-- begin Excerpted data --

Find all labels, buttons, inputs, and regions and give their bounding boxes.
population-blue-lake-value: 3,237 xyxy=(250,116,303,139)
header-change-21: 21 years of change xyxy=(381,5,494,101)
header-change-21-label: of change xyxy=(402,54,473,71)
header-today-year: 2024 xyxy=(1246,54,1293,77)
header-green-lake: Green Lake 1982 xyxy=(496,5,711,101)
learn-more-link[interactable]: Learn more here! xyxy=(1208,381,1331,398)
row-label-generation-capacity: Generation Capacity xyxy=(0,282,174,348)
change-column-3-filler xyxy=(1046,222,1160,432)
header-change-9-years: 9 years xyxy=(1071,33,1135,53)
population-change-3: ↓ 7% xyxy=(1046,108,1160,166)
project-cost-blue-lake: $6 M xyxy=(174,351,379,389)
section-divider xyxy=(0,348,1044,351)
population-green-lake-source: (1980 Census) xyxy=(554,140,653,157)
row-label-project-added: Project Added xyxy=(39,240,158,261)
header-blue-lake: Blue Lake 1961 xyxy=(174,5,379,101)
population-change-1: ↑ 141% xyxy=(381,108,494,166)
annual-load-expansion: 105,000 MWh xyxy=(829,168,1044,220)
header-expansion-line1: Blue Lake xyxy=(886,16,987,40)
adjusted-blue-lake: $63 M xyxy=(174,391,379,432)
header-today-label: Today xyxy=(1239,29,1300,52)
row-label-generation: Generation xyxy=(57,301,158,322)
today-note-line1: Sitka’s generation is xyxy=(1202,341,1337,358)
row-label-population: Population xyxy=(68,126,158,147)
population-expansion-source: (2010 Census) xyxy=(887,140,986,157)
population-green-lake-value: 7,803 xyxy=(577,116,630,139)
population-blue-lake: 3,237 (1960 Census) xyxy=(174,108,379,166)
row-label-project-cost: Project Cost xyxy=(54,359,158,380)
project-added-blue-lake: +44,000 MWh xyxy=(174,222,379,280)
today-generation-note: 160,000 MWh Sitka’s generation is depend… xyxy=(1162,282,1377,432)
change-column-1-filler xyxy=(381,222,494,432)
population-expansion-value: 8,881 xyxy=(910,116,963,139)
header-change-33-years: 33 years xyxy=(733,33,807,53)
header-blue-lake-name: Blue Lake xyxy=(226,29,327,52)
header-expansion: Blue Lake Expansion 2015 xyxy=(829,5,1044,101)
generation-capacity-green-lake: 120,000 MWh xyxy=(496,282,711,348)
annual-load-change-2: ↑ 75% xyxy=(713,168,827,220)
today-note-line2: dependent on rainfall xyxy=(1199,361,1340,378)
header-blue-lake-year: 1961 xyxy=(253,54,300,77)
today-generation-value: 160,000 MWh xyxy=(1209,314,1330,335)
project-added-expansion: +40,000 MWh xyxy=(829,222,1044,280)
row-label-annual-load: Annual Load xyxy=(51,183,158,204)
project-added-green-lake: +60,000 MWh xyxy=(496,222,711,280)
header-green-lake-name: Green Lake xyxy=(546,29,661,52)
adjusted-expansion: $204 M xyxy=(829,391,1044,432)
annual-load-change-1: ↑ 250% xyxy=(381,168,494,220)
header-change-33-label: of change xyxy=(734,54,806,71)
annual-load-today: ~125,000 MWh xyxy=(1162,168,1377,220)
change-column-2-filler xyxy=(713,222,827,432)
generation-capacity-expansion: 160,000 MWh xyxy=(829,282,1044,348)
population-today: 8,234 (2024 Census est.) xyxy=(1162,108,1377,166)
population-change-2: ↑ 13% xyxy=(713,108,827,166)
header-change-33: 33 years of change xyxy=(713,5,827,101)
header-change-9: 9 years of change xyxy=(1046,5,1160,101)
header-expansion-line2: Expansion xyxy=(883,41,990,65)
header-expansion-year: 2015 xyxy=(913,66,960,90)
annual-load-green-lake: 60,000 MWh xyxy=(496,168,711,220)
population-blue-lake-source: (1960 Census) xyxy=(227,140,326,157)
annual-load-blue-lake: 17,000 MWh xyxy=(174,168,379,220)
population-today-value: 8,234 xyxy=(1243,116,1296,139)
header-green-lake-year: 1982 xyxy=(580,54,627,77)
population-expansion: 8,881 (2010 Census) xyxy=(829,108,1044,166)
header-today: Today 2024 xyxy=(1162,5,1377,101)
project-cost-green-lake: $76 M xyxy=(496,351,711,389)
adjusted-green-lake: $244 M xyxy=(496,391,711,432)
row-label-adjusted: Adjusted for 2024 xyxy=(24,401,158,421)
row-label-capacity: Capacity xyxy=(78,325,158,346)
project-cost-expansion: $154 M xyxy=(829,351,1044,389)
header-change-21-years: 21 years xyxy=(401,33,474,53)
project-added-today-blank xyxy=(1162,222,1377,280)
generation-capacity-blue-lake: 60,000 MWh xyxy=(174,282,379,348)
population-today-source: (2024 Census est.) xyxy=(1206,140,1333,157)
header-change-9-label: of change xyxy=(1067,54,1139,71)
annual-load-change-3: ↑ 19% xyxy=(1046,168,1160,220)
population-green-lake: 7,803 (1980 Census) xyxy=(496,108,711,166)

-- end Excerpted data --

→ **Task objective**: Reproduce verbatim everything from the start of the entries down to and including the line that contains "today-generation-note: 160,000 MWh".

→ **Exercise result**:
Find all labels, buttons, inputs, and regions and give their bounding boxes.
population-blue-lake-value: 3,237 xyxy=(250,116,303,139)
header-change-21: 21 years of change xyxy=(381,5,494,101)
header-change-21-label: of change xyxy=(402,54,473,71)
header-today-year: 2024 xyxy=(1246,54,1293,77)
header-green-lake: Green Lake 1982 xyxy=(496,5,711,101)
learn-more-link[interactable]: Learn more here! xyxy=(1208,381,1331,398)
row-label-generation-capacity: Generation Capacity xyxy=(0,282,174,348)
change-column-3-filler xyxy=(1046,222,1160,432)
header-change-9-years: 9 years xyxy=(1071,33,1135,53)
population-change-3: ↓ 7% xyxy=(1046,108,1160,166)
project-cost-blue-lake: $6 M xyxy=(174,351,379,389)
section-divider xyxy=(0,348,1044,351)
population-green-lake-source: (1980 Census) xyxy=(554,140,653,157)
row-label-project-added: Project Added xyxy=(39,240,158,261)
header-blue-lake: Blue Lake 1961 xyxy=(174,5,379,101)
population-change-1: ↑ 141% xyxy=(381,108,494,166)
annual-load-expansion: 105,000 MWh xyxy=(829,168,1044,220)
header-expansion-line1: Blue Lake xyxy=(886,16,987,40)
adjusted-blue-lake: $63 M xyxy=(174,391,379,432)
header-today-label: Today xyxy=(1239,29,1300,52)
row-label-generation: Generation xyxy=(57,301,158,322)
today-note-line1: Sitka’s generation is xyxy=(1202,341,1337,358)
row-label-population: Population xyxy=(68,126,158,147)
population-expansion-source: (2010 Census) xyxy=(887,140,986,157)
population-green-lake-value: 7,803 xyxy=(577,116,630,139)
population-blue-lake: 3,237 (1960 Census) xyxy=(174,108,379,166)
row-label-project-cost: Project Cost xyxy=(54,359,158,380)
project-added-blue-lake: +44,000 MWh xyxy=(174,222,379,280)
today-generation-note: 160,000 MWh Sitka’s generation is depend… xyxy=(1162,282,1377,432)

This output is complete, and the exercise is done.